* Begin Entries shown *

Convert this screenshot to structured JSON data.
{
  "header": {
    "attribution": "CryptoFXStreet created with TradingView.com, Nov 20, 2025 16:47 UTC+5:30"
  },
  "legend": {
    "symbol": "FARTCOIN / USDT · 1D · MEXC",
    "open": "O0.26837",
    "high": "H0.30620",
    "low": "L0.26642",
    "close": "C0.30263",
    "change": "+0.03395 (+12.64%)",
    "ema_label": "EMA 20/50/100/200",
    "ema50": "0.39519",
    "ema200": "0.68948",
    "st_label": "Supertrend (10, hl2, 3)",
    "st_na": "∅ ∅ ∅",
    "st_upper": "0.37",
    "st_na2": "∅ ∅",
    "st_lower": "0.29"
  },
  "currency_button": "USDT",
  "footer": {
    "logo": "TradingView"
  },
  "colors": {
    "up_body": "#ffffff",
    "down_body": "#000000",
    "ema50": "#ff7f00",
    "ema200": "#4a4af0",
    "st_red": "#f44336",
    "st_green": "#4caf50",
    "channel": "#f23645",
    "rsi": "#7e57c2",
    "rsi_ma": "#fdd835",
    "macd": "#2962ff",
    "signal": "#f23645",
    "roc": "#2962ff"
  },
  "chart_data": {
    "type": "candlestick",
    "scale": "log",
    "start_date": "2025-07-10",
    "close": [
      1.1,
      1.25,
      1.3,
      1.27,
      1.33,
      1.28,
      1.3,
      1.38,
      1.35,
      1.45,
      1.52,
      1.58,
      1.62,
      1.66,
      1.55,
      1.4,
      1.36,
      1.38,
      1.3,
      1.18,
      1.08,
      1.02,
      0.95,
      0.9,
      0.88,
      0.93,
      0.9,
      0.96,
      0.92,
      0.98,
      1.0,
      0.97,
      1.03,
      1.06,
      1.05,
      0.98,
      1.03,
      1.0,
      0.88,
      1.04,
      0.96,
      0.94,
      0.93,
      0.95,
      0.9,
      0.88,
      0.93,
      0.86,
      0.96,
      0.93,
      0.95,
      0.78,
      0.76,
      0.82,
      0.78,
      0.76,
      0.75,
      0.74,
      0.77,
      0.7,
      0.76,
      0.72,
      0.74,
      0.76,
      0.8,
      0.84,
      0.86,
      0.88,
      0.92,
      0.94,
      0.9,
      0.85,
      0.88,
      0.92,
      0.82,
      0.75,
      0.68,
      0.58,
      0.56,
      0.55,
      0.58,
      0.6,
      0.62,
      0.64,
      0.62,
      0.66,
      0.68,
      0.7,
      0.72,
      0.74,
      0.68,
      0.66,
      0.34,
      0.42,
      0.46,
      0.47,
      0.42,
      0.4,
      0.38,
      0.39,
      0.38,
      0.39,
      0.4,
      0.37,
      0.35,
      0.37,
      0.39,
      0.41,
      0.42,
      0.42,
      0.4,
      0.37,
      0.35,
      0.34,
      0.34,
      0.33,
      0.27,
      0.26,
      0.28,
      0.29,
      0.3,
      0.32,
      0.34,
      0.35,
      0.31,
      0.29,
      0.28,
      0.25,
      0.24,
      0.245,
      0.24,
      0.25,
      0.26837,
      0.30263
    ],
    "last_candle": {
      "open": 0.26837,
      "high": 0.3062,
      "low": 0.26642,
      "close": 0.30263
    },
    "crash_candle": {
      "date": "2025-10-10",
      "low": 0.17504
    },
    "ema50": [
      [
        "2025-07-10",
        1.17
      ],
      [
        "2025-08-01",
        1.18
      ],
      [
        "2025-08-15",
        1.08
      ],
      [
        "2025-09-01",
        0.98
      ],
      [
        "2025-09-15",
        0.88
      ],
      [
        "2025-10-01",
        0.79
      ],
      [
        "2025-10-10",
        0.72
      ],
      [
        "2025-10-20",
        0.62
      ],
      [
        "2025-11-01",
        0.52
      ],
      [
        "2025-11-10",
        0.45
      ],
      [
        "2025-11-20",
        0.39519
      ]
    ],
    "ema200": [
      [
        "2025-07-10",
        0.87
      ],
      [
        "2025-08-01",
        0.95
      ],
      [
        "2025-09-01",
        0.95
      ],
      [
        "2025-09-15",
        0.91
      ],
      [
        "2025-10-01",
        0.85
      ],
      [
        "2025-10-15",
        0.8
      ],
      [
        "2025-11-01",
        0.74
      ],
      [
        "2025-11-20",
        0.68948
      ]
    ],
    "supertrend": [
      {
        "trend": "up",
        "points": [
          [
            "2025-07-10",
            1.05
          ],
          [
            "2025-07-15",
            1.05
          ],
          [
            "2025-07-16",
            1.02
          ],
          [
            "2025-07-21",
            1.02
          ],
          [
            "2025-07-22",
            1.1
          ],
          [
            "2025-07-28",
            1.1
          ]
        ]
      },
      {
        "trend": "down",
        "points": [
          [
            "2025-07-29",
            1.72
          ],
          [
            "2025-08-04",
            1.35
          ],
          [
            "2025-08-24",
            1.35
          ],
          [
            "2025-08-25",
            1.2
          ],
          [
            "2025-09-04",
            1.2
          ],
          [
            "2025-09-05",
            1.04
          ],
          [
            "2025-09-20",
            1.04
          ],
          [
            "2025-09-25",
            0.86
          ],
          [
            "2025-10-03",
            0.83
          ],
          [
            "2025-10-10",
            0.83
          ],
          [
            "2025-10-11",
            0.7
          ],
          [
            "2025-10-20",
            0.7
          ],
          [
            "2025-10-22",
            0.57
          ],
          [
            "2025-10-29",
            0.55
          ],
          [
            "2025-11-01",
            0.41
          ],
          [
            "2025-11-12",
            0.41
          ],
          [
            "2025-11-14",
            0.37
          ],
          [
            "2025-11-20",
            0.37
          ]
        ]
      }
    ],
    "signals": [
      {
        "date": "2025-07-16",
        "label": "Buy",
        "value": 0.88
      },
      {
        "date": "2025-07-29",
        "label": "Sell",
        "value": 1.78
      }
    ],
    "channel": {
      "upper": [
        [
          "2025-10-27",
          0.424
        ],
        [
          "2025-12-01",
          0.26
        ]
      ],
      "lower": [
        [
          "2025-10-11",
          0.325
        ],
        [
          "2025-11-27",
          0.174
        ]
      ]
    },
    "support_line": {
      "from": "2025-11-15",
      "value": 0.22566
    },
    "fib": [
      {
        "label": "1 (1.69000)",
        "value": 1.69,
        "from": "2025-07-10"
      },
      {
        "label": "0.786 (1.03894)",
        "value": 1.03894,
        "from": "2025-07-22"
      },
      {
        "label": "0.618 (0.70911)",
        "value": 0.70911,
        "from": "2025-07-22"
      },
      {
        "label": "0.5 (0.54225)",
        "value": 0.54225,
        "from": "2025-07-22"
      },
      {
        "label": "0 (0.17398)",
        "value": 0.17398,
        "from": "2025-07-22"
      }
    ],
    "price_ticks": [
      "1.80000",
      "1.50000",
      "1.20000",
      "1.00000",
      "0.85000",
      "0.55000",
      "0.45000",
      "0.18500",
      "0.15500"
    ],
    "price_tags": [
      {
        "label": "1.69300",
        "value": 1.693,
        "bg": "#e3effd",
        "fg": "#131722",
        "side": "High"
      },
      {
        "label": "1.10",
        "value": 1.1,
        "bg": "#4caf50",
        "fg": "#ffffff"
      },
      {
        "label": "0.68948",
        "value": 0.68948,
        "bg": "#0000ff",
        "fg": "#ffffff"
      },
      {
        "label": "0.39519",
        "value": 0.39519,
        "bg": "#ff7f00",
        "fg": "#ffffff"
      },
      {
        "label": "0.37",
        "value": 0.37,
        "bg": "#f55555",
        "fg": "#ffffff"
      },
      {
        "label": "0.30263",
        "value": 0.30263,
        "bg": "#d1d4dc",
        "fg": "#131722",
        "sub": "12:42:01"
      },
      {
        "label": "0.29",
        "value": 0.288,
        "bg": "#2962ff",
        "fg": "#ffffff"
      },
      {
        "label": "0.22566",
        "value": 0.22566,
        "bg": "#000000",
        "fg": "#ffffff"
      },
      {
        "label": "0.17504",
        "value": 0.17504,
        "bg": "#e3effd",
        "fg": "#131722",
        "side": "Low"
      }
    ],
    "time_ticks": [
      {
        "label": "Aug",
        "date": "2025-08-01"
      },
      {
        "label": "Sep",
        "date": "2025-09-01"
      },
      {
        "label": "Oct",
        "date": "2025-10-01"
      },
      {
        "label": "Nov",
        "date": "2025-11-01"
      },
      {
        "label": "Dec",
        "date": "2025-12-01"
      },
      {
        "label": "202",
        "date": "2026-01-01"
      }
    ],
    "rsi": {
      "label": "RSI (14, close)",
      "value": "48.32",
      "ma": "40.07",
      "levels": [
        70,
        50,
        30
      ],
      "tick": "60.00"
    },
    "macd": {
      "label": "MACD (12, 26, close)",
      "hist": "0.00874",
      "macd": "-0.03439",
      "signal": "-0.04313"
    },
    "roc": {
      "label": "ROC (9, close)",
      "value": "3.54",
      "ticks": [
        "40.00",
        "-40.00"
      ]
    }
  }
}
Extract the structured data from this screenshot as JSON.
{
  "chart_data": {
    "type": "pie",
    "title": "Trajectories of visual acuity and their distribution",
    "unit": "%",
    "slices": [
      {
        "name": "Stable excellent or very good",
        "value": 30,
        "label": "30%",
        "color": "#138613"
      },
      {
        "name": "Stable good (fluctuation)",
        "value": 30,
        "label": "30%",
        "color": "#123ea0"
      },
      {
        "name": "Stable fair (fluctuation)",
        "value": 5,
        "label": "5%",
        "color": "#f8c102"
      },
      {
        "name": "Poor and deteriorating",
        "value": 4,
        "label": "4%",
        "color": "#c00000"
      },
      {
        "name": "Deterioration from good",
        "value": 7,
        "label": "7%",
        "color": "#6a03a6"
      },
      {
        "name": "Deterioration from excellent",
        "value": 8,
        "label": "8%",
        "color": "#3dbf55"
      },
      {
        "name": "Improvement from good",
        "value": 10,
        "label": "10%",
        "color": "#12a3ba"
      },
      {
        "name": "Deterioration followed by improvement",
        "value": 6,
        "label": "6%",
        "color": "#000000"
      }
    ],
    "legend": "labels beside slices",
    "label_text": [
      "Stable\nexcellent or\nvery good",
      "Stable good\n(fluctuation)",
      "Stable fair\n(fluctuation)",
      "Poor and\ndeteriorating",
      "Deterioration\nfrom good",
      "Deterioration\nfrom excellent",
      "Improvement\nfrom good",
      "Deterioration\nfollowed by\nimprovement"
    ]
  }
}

* End Entries shown *

Your answer should be a single number: the count of lines in the listing that contain the word "close".

### Worked solution
6